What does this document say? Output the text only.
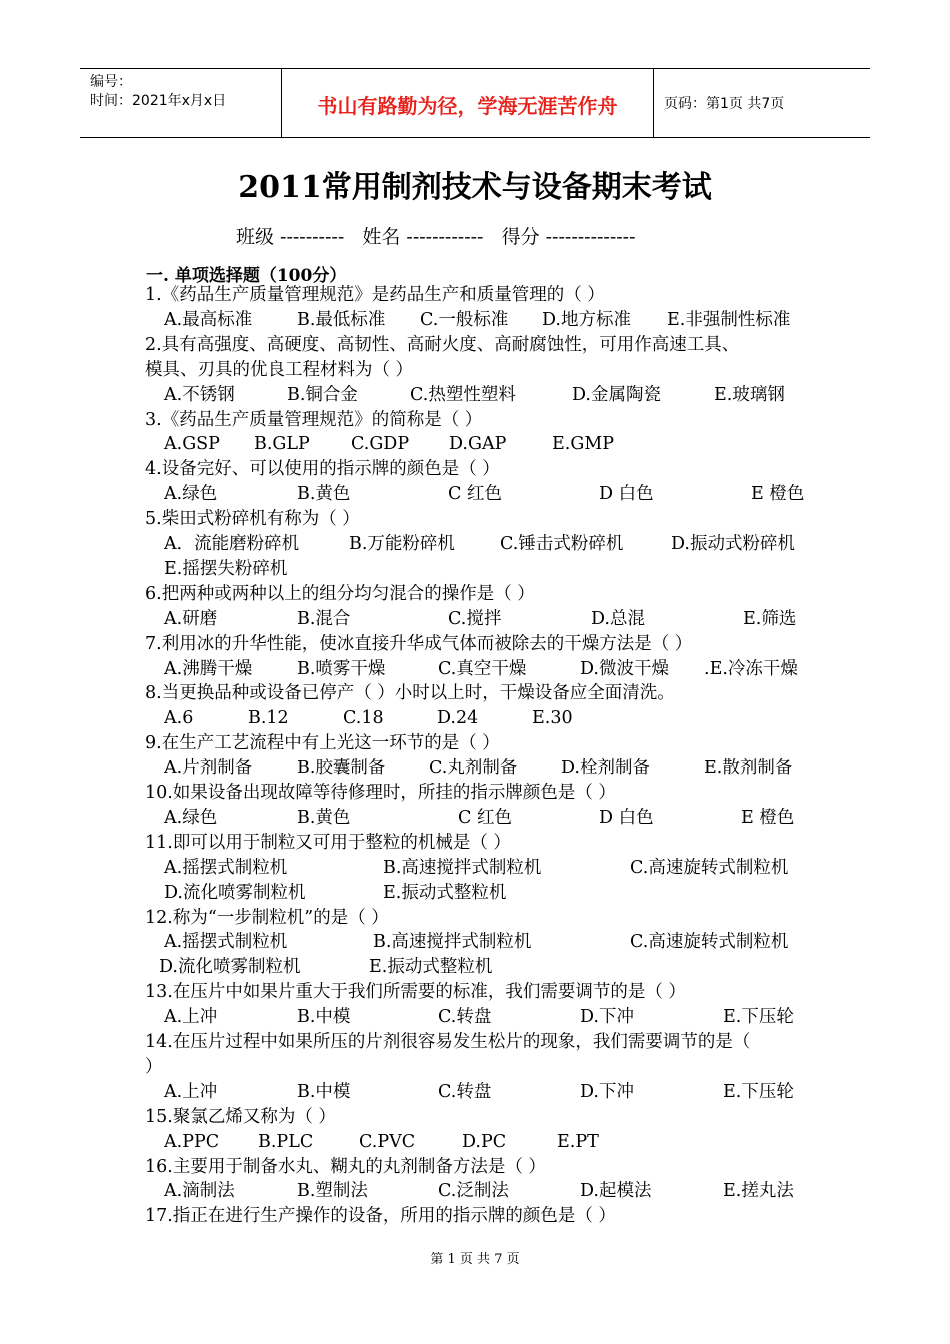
编号：
时间：2021年x月x日	书山有路勤为径，学海无涯苦作舟	页码：第1页 共7页
2011常用制剂技术与设备期末考试
班级 ---------- 姓名 ------------ 得分 --------------
一. 单项选择题（100分）
1.《药品生产质量管理规范》是药品生产和质量管理的（ ）
A.最高标准	B.最低标准 C.一般标准 D.地方标准 E.非强制性标准
2.具有高强度、高硬度、高韧性、高耐火度、高耐腐蚀性，可用作高速工具、
模具、刃具的优良工程材料为（ ）
A.不锈钢	B.铜合金	C.热塑性塑料	D.金属陶瓷	E.玻璃钢
3.《药品生产质量管理规范》的简称是（ ）
A.GSP B.GLP C.GDP D.GAP	E.GMP
4.设备完好、可以使用的指示牌的颜色是（ ）
A.绿色	B.黄色	C 红色	D 白色	E 橙色
5.柴田式粉碎机有称为（ ）
A．流能磨粉碎机	B.万能粉碎机	C.锤击式粉碎机	D.振动式粉碎机
E.摇摆失粉碎机
6.把两种或两种以上的组分均匀混合的操作是（ ）
A.研磨	B.混合	C.搅拌	D.总混	E.筛选
7.利用冰的升华性能，使冰直接升华成气体而被除去的干燥方法是（ ）
A.沸腾干燥	B.喷雾干燥	C.真空干燥	D.微波干燥 .E.冷冻干燥
8.当更换品种或设备已停产（ ）小时以上时，干燥设备应全面清洗。
A.6	B.12	C.18	D.24	E.30
9.在生产工艺流程中有上光这一环节的是（ ）
A.片剂制备	B.胶囊制备 C.丸剂制备 D.栓剂制备	E.散剂制备
10.如果设备出现故障等待修理时，所挂的指示牌颜色是（ ）
A.绿色	B.黄色	C 红色	D 白色	E 橙色
11.即可以用于制粒又可用于整粒的机械是（ ）
A.摇摆式制粒机	B.高速搅拌式制粒机	C.高速旋转式制粒机
D.流化喷雾制粒机	E.振动式整粒机
12.称为“一步制粒机”的是（ ）
A.摇摆式制粒机	B.高速搅拌式制粒机	C.高速旋转式制粒机
D.流化喷雾制粒机	E.振动式整粒机
13.在压片中如果片重大于我们所需要的标准，我们需要调节的是（ ）
A.上冲	B.中模	C.转盘	D.下冲	E.下压轮
14.在压片过程中如果所压的片剂很容易发生松片的现象，我们需要调节的是（
）
A.上冲	B.中模	C.转盘	D.下冲	E.下压轮
15.聚氯乙烯又称为（ ）
A.PPC B.PLC	C.PVC	D.PC	E.PT
16.主要用于制备水丸、糊丸的丸剂制备方法是（ ）
A.滴制法	B.塑制法	C.泛制法	D.起模法	E.搓丸法
17.指正在进行生产操作的设备，所用的指示牌的颜色是（ ）
第 1 页 共 7 页
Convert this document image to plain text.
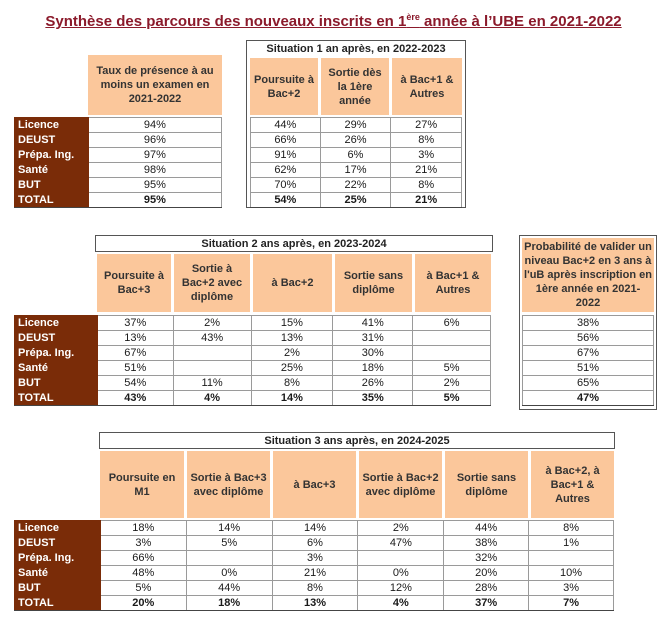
Synthèse des parcours des nouveaux inscrits en 1ère année à l’UBE en 2021-2022
Taux de présence à au moins un examen en 2021-2022
Licence	94%
DEUST	96%
Prépa. Ing.	97%
Santé	98%
BUT	95%
TOTAL	95%
Situation 1 an après, en 2022-2023
Poursuite à Bac+2
Sortie dès la 1ère année
à Bac+1 & Autres
44%	29%	27%
66%	26%	8%
91%	6%	3%
62%	17%	21%
70%	22%	8%
54%	25%	21%
Situation 2 ans après, en 2023-2024
Poursuite à Bac+3
Sortie à Bac+2 avec diplôme
à Bac+2
Sortie sans diplôme
à Bac+1 & Autres
Licence	37%	2%	15%	41%	6%
DEUST	13%	43%	13%	31%	
Prépa. Ing.	67%		2%	30%	
Santé	51%		25%	18%	5%
BUT	54%	11%	8%	26%	2%
TOTAL	43%	4%	14%	35%	5%
Probabilité de valider un niveau Bac+2 en 3 ans à l'uB après inscription en 1ère année en 2021-2022
38%
56%
67%
51%
65%
47%
Situation 3 ans après, en 2024-2025
Poursuite en M1
Sortie à Bac+3 avec diplôme
à Bac+3
Sortie à Bac+2 avec diplôme
Sortie sans diplôme
à Bac+2, à Bac+1 & Autres
Licence	18%	14%	14%	2%	44%	8%
DEUST	3%	5%	6%	47%	38%	1%
Prépa. Ing.	66%		3%		32%	
Santé	48%	0%	21%	0%	20%	10%
BUT	5%	44%	8%	12%	28%	3%
TOTAL	20%	18%	13%	4%	37%	7%
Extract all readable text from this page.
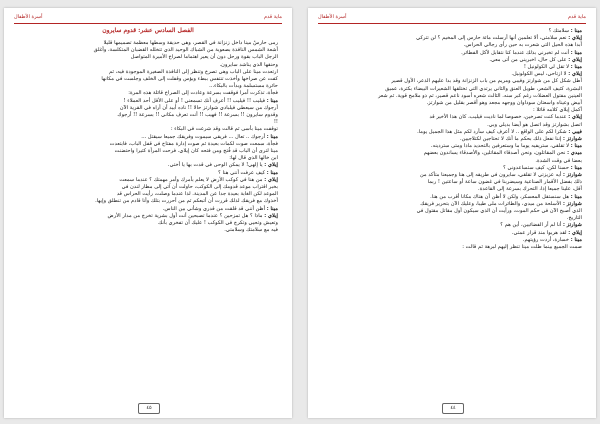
أسرة الأطفال	ماية قدم
الفصل السادس عشر: قدوم سايرون

رمى حارسٌ مينا داخل زنزانة في القصر، وهي حديقة وسطها معظمة تصميمها قليلا

أشعة الشمس النافذة بصعوبة من الشباك الوحيد الذي تتخلله القضبان المتكلسة، وأغلق

الرجل الباب بقوة ورحل دون أن يعير اهتماما لصراخ الأميرة المتواصل

وحنقها الذي يناشد سايرون.

ارتعدت مينا على الباب وهي تصرخ وتنظر إلى النافذة الصغيرة الموجودة فيه، ثم

كفت عن صراخها وأخذت تنتفس ببطء وبؤس وقفلت إلى الخلف وجلست في مكانها

حائرة مستسلمة وبدأت بالبكاء...

فجأة، تذكرت أمرا فوقفت بسرعة وعادت إلى الصراخ قائلة هذه المرة:

مينا : فيليب !! فيليب !! أعرف أنك تسمعني ! أو على الأقل أحد العملاء !

أرجوك من سيعطي فيلبادي شوارتز حالا !! ناده أبيد أن أراه في القرية الآن

وقدوم سايرون !! بسرعة !! فهيب !! أنت تعرف مكاني !! بسرعة !! أرجوك

!!

توقفت مينا بأسى ثم قالت وقد شرعت في البكاء :

مينا : أرجوك .. تعال ... فريقي سيموت وفريقك جميعا سيقتل ...

فجأة، سمعت صوت لكمات بعيدة ثم صوت إدارة مفتاح في قفل الباب، فابتعدت

مينا لترى أن الباب قد فُتح ومن فتحه كان إيلاي. فرحت المرأة كثيرا واحتضنت

ابن خالها الذي قال لها:

إيلاي : يا إلهي! لا يمكن الوحى في قدت بها يا أختي.

مينا : كيف عرفت أنني هنا ؟

إيلاي : من هنا في كوكب الأرض لا يعلم بأمرك وأمر مهمتك ؟ عندما سمعت

بخبر اقتراب موعد قدومك إلى الكوكب، حاولت أن آتي إلى مطار لندن في

الموعد لكن الغابة بعيدة جدا عن المدينة. لذا عندما وصلت، رأيت الحراس قد

أخذوك مع فريقك لذلك قررت أن أتبعكم ثم من أحررت بتلك وأنا قادم من تنطلق وإيها.

مينا : أظن أنني قد قلقت من قدري وشأني بين الناس.

إيلاي : ماذا ؟ هل تمزحين ؟ عندما تصبحين أنت أول بشرية تخرج من مدار الأرض

وتعيش وتحيي وتكرج في الكوكب ! عليك أن تفخري بأنك

فيه مع سلامتك وسلامتي.

٤٥
أسرة الأطفال	ماية قدم

مينا : سلامتك ؟

إيلاي : نعم سلامتي، ألا تعلمين أنها أرسلت مائة حارس إلى المخيم ؟ لن تتركي

أبدا هذه الحيل التي شعرت به حين رأى رجالي الحراس.

مينا : أنت لم تخبرني بذلك عندما كنا نتقابل لأكل الفطائر.

إيلاي : على كل حال، اخبريني من أتى معي.

مينا : لا تقل لي الكولونيل !

إيلاي : لا ازتاحي، ليس الكولونيل.

أطل شكل كل من شوارتز وفيبي ومريم من باب الزنزانة وقد بدا عليهم الذعر، الأول قصير

البشرة، كثيف الشعر، طويل العنق والثاني يرتدي التي تختلقها الشعيرات البيضاء بكثرة، عميق

العينين مفتول العضلات رغم كبر سنه. الثالث شعره أسود ناعم قصير، ثم ذو ملامح قوية. ثم شعر

أبيض وعيناه واسعتان سوداوان ووجهه مجعد وهو أقصر بقليل من شوارتز.

أكمل إيلاي كلامه قائلا :

إيلاي : عندما كنت تصرخين، خصوصا لما ناديت فيليب، كان هذا الأخير قد

اتصل بشوارتز وقد اتصل هو أيضا بديلي وبي.

فيبي : شكرا لكم على الواقع .. لا أعرف كيف سأرد لكم مثل هذا الجميل يوما.

شوارتز : إننا نفعل ذلك بحكم ما أنك لا تحتاجين لكتلاجيين.

مينا : لا تقلقي، ستريفيه يوما ما وستعرفين بالتحديد ماذا ومتى ستردينه.

ميدي : نحن المقاتلون، ونحن أصدقاء المقاتلين، والأصدقاء يساندون بعضهم

بعضا في وقت الشدة.

مينا : حسنا لكن، كيف ستساعدوني ؟

شوارتز : أيه عزيزتي لا تقلقي، سايرون في طريقه إلى هنا وجميعنا متأكد من

ذلك بفضل الأقمار الصناعية وسيضربنا في غضون ساعة أو ساعتين ! ربما

أقل، علينا جميعا إذا، التحرك بسرعة إلى القاعدة.

مينا : هل سنستقل المعسكر، ولكن لا أظن أن هناك مكانا أقرب من هنا.

شوارتز : الأسلحة من ميدي، والطائرات ملى طيبا، وعليك الآن بتحرير فريقك

الذي أصبح الآن في حكم الموت، ورأيت أن الذي سيكون أول مقاتل مقتول في

التاريخ.

شوارتز : أنا لم أر الفضائيين، أين هم ؟

إيلاي : لقد هربوا منذ قرار عمتي.

مينا : خسارة، أردت رؤيتهم.

صمت الجميع بينما طلت مينا تنظر إليهم لبرهة ثم قالت :

٤٤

*****

Count how many lines in the data contain the word "我们需要调节的是", giving the number without comment.

§ Correct result
2